━━━ Supplied entries

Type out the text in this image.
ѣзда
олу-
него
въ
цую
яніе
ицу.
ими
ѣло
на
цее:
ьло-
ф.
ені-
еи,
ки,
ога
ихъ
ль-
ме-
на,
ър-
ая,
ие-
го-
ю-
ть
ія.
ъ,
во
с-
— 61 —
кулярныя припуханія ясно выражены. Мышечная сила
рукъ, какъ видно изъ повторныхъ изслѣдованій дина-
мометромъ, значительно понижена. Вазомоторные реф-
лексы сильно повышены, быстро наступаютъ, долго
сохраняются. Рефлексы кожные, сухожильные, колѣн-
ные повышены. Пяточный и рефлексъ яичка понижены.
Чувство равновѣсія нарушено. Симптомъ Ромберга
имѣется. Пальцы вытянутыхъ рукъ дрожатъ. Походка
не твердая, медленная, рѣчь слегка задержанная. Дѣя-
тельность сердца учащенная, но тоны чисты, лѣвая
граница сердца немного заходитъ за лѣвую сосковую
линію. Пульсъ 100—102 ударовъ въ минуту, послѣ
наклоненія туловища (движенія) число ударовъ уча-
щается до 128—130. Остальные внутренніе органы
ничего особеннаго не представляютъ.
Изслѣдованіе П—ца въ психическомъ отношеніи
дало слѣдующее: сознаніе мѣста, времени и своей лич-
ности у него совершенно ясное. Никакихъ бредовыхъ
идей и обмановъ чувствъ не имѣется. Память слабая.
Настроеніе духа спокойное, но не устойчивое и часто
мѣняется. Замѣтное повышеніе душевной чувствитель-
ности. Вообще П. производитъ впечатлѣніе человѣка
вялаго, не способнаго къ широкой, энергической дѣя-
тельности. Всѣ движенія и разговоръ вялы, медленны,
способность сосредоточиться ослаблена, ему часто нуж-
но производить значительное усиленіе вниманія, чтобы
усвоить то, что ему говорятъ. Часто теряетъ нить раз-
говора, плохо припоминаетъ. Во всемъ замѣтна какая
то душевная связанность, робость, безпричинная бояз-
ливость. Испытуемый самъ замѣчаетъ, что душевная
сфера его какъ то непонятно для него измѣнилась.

━━━━━━

◆ What you need to do ◆
Write out the full listing, keeping every line exactly as it is.

◆ Answer ◆
Type out the text in this image.
ѣзда
олу-
него
въ
цую
яніе
ицу.
ими
ѣло
на
цее:
ьло-
ф.
ені-
еи,
ки,
ога
ихъ
ль-
ме-
на,
ър-
ая,
ие-
го-
ю-
ть
ія.
ъ,
во
с-
— 61 —
кулярныя припуханія ясно выражены. Мышечная сила
рукъ, какъ видно изъ повторныхъ изслѣдованій дина-
мометромъ, значительно понижена. Вазомоторные реф-
лексы сильно повышены, быстро наступаютъ, долго
сохраняются. Рефлексы кожные, сухожильные, колѣн-
ные повышены. Пяточный и рефлексъ яичка понижены.
Чувство равновѣсія нарушено. Симптомъ Ромберга
имѣется. Пальцы вытянутыхъ рукъ дрожатъ. Походка
не твердая, медленная, рѣчь слегка задержанная. Дѣя-
тельность сердца учащенная, но тоны чисты, лѣвая
граница сердца немного заходитъ за лѣвую сосковую
линію. Пульсъ 100—102 ударовъ въ минуту, послѣ
наклоненія туловища (движенія) число ударовъ уча-
щается до 128—130. Остальные внутренніе органы
ничего особеннаго не представляютъ.
Изслѣдованіе П—ца въ психическомъ отношеніи
дало слѣдующее: сознаніе мѣста, времени и своей лич-
ности у него совершенно ясное. Никакихъ бредовыхъ
идей и обмановъ чувствъ не имѣется. Память слабая.
Настроеніе духа спокойное, но не устойчивое и часто
мѣняется. Замѣтное повышеніе душевной чувствитель-
ности. Вообще П. производитъ впечатлѣніе человѣка
вялаго, не способнаго къ широкой, энергической дѣя-
тельности. Всѣ движенія и разговоръ вялы, медленны,
способность сосредоточиться ослаблена, ему часто нуж-
но производить значительное усиленіе вниманія, чтобы
усвоить то, что ему говорятъ. Часто теряетъ нить раз-
говора, плохо припоминаетъ. Во всемъ замѣтна какая
то душевная связанность, робость, безпричинная бояз-
ливость. Испытуемый самъ замѣчаетъ, что душевная
сфера его какъ то непонятно для него измѣнилась.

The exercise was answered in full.